GOAL OF THE EXERCISE
Every record below should be transcribed exactly. Omit the images.

Items from a figure collection
[BEGIN]
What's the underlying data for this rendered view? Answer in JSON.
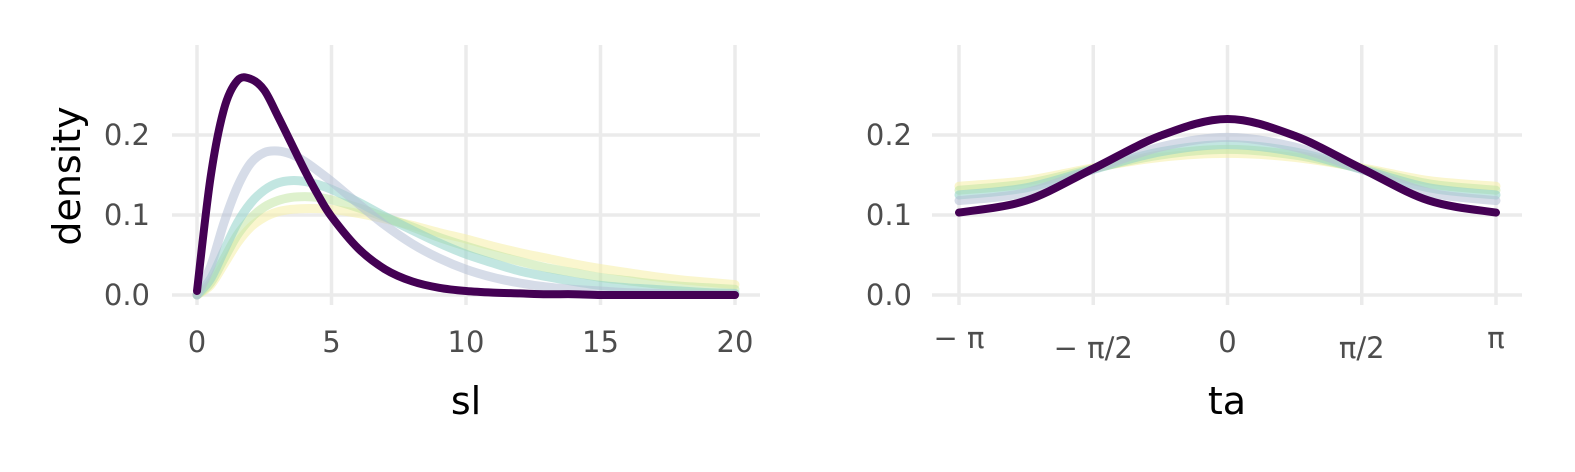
{
  "chart_data": [
    {
      "type": "line",
      "xlabel": "sl",
      "ylabel": "density",
      "xlim": [
        0,
        20
      ],
      "ylim": [
        0,
        0.3
      ],
      "x_ticks": [
        0,
        5,
        10,
        15,
        20
      ],
      "x_tick_labels": [
        "0",
        "5",
        "10",
        "15",
        "20"
      ],
      "y_ticks": [
        0,
        0.1,
        0.2
      ],
      "y_tick_labels": [
        "0.0",
        "0.1",
        "0.2"
      ],
      "grid": true,
      "legend": "none",
      "x": [
        0,
        0.5,
        1,
        1.5,
        2,
        2.5,
        3,
        3.5,
        4,
        4.5,
        5,
        6,
        7,
        8,
        9,
        10,
        11,
        12,
        13,
        14,
        15,
        16,
        17,
        18,
        19,
        20
      ],
      "series": [
        {
          "color": "#440154",
          "emphasis": "bold",
          "values": [
            0.005,
            0.146,
            0.232,
            0.268,
            0.27,
            0.256,
            0.224,
            0.19,
            0.156,
            0.125,
            0.098,
            0.058,
            0.032,
            0.017,
            0.009,
            0.005,
            0.003,
            0.002,
            0.001,
            0.001,
            0,
            0,
            0,
            0,
            0,
            0
          ]
        },
        {
          "color": "#b5bfd6",
          "emphasis": "faded",
          "values": [
            0,
            0.035,
            0.09,
            0.135,
            0.165,
            0.178,
            0.18,
            0.176,
            0.167,
            0.155,
            0.142,
            0.114,
            0.087,
            0.064,
            0.046,
            0.032,
            0.022,
            0.015,
            0.01,
            0.007,
            0.005,
            0.003,
            0.002,
            0.001,
            0.001,
            0.001
          ]
        },
        {
          "color": "#8fd1c9",
          "emphasis": "faded",
          "values": [
            0,
            0.02,
            0.055,
            0.09,
            0.115,
            0.131,
            0.14,
            0.143,
            0.142,
            0.138,
            0.132,
            0.116,
            0.098,
            0.081,
            0.065,
            0.051,
            0.04,
            0.03,
            0.023,
            0.017,
            0.012,
            0.009,
            0.007,
            0.005,
            0.003,
            0.002
          ]
        },
        {
          "color": "#c3e6a4",
          "emphasis": "faded",
          "values": [
            0,
            0.015,
            0.045,
            0.075,
            0.096,
            0.11,
            0.118,
            0.122,
            0.123,
            0.122,
            0.119,
            0.109,
            0.097,
            0.085,
            0.072,
            0.061,
            0.051,
            0.042,
            0.034,
            0.028,
            0.022,
            0.018,
            0.014,
            0.011,
            0.009,
            0.007
          ]
        },
        {
          "color": "#f6efa6",
          "emphasis": "faded",
          "values": [
            0,
            0.012,
            0.038,
            0.065,
            0.085,
            0.097,
            0.104,
            0.107,
            0.108,
            0.108,
            0.107,
            0.102,
            0.095,
            0.087,
            0.078,
            0.07,
            0.061,
            0.053,
            0.046,
            0.039,
            0.033,
            0.028,
            0.023,
            0.019,
            0.016,
            0.013
          ]
        }
      ]
    },
    {
      "type": "line",
      "xlabel": "ta",
      "ylabel": "",
      "xlim": [
        -3.14159,
        3.14159
      ],
      "ylim": [
        0,
        0.3
      ],
      "x_ticks": [
        -3.14159,
        -1.5708,
        0,
        1.5708,
        3.14159
      ],
      "x_tick_labels": [
        "− π",
        "− π/2",
        "0",
        "π/2",
        "π"
      ],
      "y_ticks": [
        0,
        0.1,
        0.2
      ],
      "y_tick_labels": [
        "0.0",
        "0.1",
        "0.2"
      ],
      "grid": true,
      "legend": "none",
      "x": [
        -3.14159,
        -2.35619,
        -1.5708,
        -0.785398,
        0,
        0.785398,
        1.5708,
        2.35619,
        3.14159
      ],
      "series": [
        {
          "color": "#440154",
          "emphasis": "bold",
          "values": [
            0.103,
            0.118,
            0.158,
            0.199,
            0.22,
            0.199,
            0.158,
            0.118,
            0.103
          ]
        },
        {
          "color": "#b5bfd6",
          "emphasis": "faded",
          "values": [
            0.118,
            0.128,
            0.157,
            0.185,
            0.197,
            0.185,
            0.157,
            0.128,
            0.118
          ]
        },
        {
          "color": "#8fd1c9",
          "emphasis": "faded",
          "values": [
            0.125,
            0.134,
            0.157,
            0.179,
            0.188,
            0.179,
            0.157,
            0.134,
            0.125
          ]
        },
        {
          "color": "#c3e6a4",
          "emphasis": "faded",
          "values": [
            0.131,
            0.139,
            0.158,
            0.175,
            0.182,
            0.175,
            0.158,
            0.139,
            0.131
          ]
        },
        {
          "color": "#f6efa6",
          "emphasis": "faded",
          "values": [
            0.136,
            0.143,
            0.159,
            0.172,
            0.177,
            0.172,
            0.159,
            0.143,
            0.136
          ]
        }
      ]
    }
  ]
}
[END]
RESULT
What's the underlying data for this rendered view? Answer in JSON.
{
  "chart_data": [
    {
      "type": "line",
      "xlabel": "sl",
      "ylabel": "density",
      "xlim": [
        0,
        20
      ],
      "ylim": [
        0,
        0.3
      ],
      "x_ticks": [
        0,
        5,
        10,
        15,
        20
      ],
      "x_tick_labels": [
        "0",
        "5",
        "10",
        "15",
        "20"
      ],
      "y_ticks": [
        0,
        0.1,
        0.2
      ],
      "y_tick_labels": [
        "0.0",
        "0.1",
        "0.2"
      ],
      "grid": true,
      "legend": "none",
      "x": [
        0,
        0.5,
        1,
        1.5,
        2,
        2.5,
        3,
        3.5,
        4,
        4.5,
        5,
        6,
        7,
        8,
        9,
        10,
        11,
        12,
        13,
        14,
        15,
        16,
        17,
        18,
        19,
        20
      ],
      "series": [
        {
          "color": "#440154",
          "emphasis": "bold",
          "values": [
            0.005,
            0.146,
            0.232,
            0.268,
            0.27,
            0.256,
            0.224,
            0.19,
            0.156,
            0.125,
            0.098,
            0.058,
            0.032,
            0.017,
            0.009,
            0.005,
            0.003,
            0.002,
            0.001,
            0.001,
            0,
            0,
            0,
            0,
            0,
            0
          ]
        },
        {
          "color": "#b5bfd6",
          "emphasis": "faded",
          "values": [
            0,
            0.035,
            0.09,
            0.135,
            0.165,
            0.178,
            0.18,
            0.176,
            0.167,
            0.155,
            0.142,
            0.114,
            0.087,
            0.064,
            0.046,
            0.032,
            0.022,
            0.015,
            0.01,
            0.007,
            0.005,
            0.003,
            0.002,
            0.001,
            0.001,
            0.001
          ]
        },
        {
          "color": "#8fd1c9",
          "emphasis": "faded",
          "values": [
            0,
            0.02,
            0.055,
            0.09,
            0.115,
            0.131,
            0.14,
            0.143,
            0.142,
            0.138,
            0.132,
            0.116,
            0.098,
            0.081,
            0.065,
            0.051,
            0.04,
            0.03,
            0.023,
            0.017,
            0.012,
            0.009,
            0.007,
            0.005,
            0.003,
            0.002
          ]
        },
        {
          "color": "#c3e6a4",
          "emphasis": "faded",
          "values": [
            0,
            0.015,
            0.045,
            0.075,
            0.096,
            0.11,
            0.118,
            0.122,
            0.123,
            0.122,
            0.119,
            0.109,
            0.097,
            0.085,
            0.072,
            0.061,
            0.051,
            0.042,
            0.034,
            0.028,
            0.022,
            0.018,
            0.014,
            0.011,
            0.009,
            0.007
          ]
        },
        {
          "color": "#f6efa6",
          "emphasis": "faded",
          "values": [
            0,
            0.012,
            0.038,
            0.065,
            0.085,
            0.097,
            0.104,
            0.107,
            0.108,
            0.108,
            0.107,
            0.102,
            0.095,
            0.087,
            0.078,
            0.07,
            0.061,
            0.053,
            0.046,
            0.039,
            0.033,
            0.028,
            0.023,
            0.019,
            0.016,
            0.013
          ]
        }
      ]
    },
    {
      "type": "line",
      "xlabel": "ta",
      "ylabel": "",
      "xlim": [
        -3.14159,
        3.14159
      ],
      "ylim": [
        0,
        0.3
      ],
      "x_ticks": [
        -3.14159,
        -1.5708,
        0,
        1.5708,
        3.14159
      ],
      "x_tick_labels": [
        "− π",
        "− π/2",
        "0",
        "π/2",
        "π"
      ],
      "y_ticks": [
        0,
        0.1,
        0.2
      ],
      "y_tick_labels": [
        "0.0",
        "0.1",
        "0.2"
      ],
      "grid": true,
      "legend": "none",
      "x": [
        -3.14159,
        -2.35619,
        -1.5708,
        -0.785398,
        0,
        0.785398,
        1.5708,
        2.35619,
        3.14159
      ],
      "series": [
        {
          "color": "#440154",
          "emphasis": "bold",
          "values": [
            0.103,
            0.118,
            0.158,
            0.199,
            0.22,
            0.199,
            0.158,
            0.118,
            0.103
          ]
        },
        {
          "color": "#b5bfd6",
          "emphasis": "faded",
          "values": [
            0.118,
            0.128,
            0.157,
            0.185,
            0.197,
            0.185,
            0.157,
            0.128,
            0.118
          ]
        },
        {
          "color": "#8fd1c9",
          "emphasis": "faded",
          "values": [
            0.125,
            0.134,
            0.157,
            0.179,
            0.188,
            0.179,
            0.157,
            0.134,
            0.125
          ]
        },
        {
          "color": "#c3e6a4",
          "emphasis": "faded",
          "values": [
            0.131,
            0.139,
            0.158,
            0.175,
            0.182,
            0.175,
            0.158,
            0.139,
            0.131
          ]
        },
        {
          "color": "#f6efa6",
          "emphasis": "faded",
          "values": [
            0.136,
            0.143,
            0.159,
            0.172,
            0.177,
            0.172,
            0.159,
            0.143,
            0.136
          ]
        }
      ]
    }
  ]
}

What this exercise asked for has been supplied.